··· Source passage ···

An Interview with Author Bo Bennett

Bo Bennett

Bo was born in Connecticut where he lived until he was 21. He attended Bryant University where he paid his own way through by running a promotional business while also serving as a Resident Assistant.

At age 13, Bo started studying the martial arts. By Age 18, he earned his first degree black belt in Shaolin Kempo Karate. Since his first black belt, he has also earned a second degree black belt in Tae-Kwon-Do and continues to study several different styles. He is also passionate health and fitness.

Right after graduating with a Bachelor’s degree in Marketing, Bo moved to Boulder, Colorado where after just five months, realized the “Rocky Mountain High” wasn’t for him. Missing his family, he moved back to Connecticut.

In 1994, Bo met his wife-to-be, Kim, at the bar “Archie Moore’s,” which is where they got the name for their first dog, Archie, which is where he got the name for his business. Bo and Kim moved to Boston, Massachusetts shortly after they met, got married, and been living in the Boston area happily ever since, with their dog, and two children.

For updates on Bo’s latest projects, visit

1. Why did you write the book? What was your motivation behind it?

I wrote this book because I noticed a disturbing trend: a vocal minority started to have tremendous influence over both individuals, our institutions, and businesses. This group deemed themselves the arbiters of political correctness and social justice. To even question these people is social and professional suicide. Even our academic institutions have swept aside the scientific method and scholarly debate in fear of the repercussions for disagreeing with these false gods and their rhetoric. The “uncomfortable idea” that the critical thinking community used to relish has now become the idea that should not be questioned—at least not publicly. This is a major societal problem that needs to be solved.

2. Who do you see as your main audience for this book and what do you hope they will get from reading your book?

···

§ **Assignment A**:
Answer each question using the Bo Bennett interview, one answer per line:
(i) Which university did Bo attend?
(ii) In what year did Bo meet Kim?
(iii) What degree did Bo earn before moving to Boulder?
§ **Assignment B**: Set down the stretch of the Bo Bennett interview from "At age 13, Bo" through "back to Connecticut.".
§ **Assignment C**: Write the next part of the Bo Bennett interview, picking up right after its last line.
The items after this point are not needed for any of the work here.

··· Supplied material ···

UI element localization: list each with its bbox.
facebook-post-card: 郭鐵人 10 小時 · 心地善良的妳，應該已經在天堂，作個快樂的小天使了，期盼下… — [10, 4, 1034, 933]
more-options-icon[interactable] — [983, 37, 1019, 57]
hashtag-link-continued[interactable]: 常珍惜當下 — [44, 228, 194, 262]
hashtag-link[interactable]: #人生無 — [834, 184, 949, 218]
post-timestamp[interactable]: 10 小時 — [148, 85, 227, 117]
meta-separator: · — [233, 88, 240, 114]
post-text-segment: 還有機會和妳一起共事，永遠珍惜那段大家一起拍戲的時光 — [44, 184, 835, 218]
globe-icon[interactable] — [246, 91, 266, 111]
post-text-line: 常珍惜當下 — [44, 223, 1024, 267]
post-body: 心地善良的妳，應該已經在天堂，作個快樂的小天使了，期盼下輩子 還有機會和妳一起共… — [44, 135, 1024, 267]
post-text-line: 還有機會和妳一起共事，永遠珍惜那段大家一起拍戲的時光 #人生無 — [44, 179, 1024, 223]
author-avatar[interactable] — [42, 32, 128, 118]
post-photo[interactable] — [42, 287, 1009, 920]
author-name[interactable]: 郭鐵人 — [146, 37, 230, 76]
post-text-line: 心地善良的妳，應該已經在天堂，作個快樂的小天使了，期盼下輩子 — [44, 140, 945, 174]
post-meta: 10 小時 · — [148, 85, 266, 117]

···

§ **Expected answer A**:
(i) Bryant University
(ii) 1994
(iii) A Bachelor's degree in Marketing

§ **Expected answer B**:
At age 13, Bo started studying the martial arts. By Age 18, he earned his first degree black belt in Shaolin Kempo Karate. Since his first black belt, he has also earned a second degree black belt in Tae-Kwon-Do and continues to study several different styles. He is also passionate health and fitness.

Right after graduating with a Bachelor’s degree in Marketing, Bo moved to Boulder, Colorado where after just five months, realized the “Rocky Mountain High” wasn’t for him. Missing his family, he moved back to Connecticut.

§ **Expected answer C**:
This is the ironic part, or perhaps the challenge that I have as the author. The book does not cater to any one ideology. The political left and right will find things they agree with as well as things they disagree with. The religious and non-religious will be offended. Those with conservative values and more progressive values will be upset by something in this book. The question is, can the readers suspend their ideological zeal in favor of reason?

3. Why do you think you are the right person to write this book? How do you think your qualifications or experience make this a better book?

I have a PhD in social psychology. Although what we see happening with facts being denied and non-dangerous opposing views being silenced can be explained by multiple disciplinaries, social psychology offers the greatest insight, as well as solutions. Plus, I am generally indifferent about these topics, which allows my reason to prevail where others who are passionate about these topics allow their emotions to interfere with reason, leading to poor conclusions.

4. Did you ever consider writing under a pseudonym?

No. I am not embarrassed nor ashamed about any views I hold, especially the ideas I write about in this book. I don’t even share my views on the topics—I simply present the arguments that many people are afraid to present. Many of these arguments I don’t agree with, but I do present them.

5. Were there any topics you left out of the book because you were afraid of the consequences?

Yes and no. I wrote the first edition back in 2016 before the U.S. presidential election. I wrote an article about no matter who wins, we should support him or her (Trump was running against Clinton). After Trump won, I was so turned off by his behavior and his apparent disregard for honesty, that I removed the article from the book. Then about a year later, I put the article back in, realizing that what I wrote did not mean we need to agree with whoever is in office; just that we need to give the a fair shot, and avoid buying into the media rhetoric.

6. The book’s latest edition has just been published in November of 2021, five years after the first edition. Have you received any blowback from writing about such controversial and taboo topics?

I get the occasional “unfriending,” nasty comment, and one-star rating on my book because I offended someone. The university where I used to teach as an adjunct professor never invited me back. I can’t be sure it was because of this book, but I wouldn’t be surprised if it were.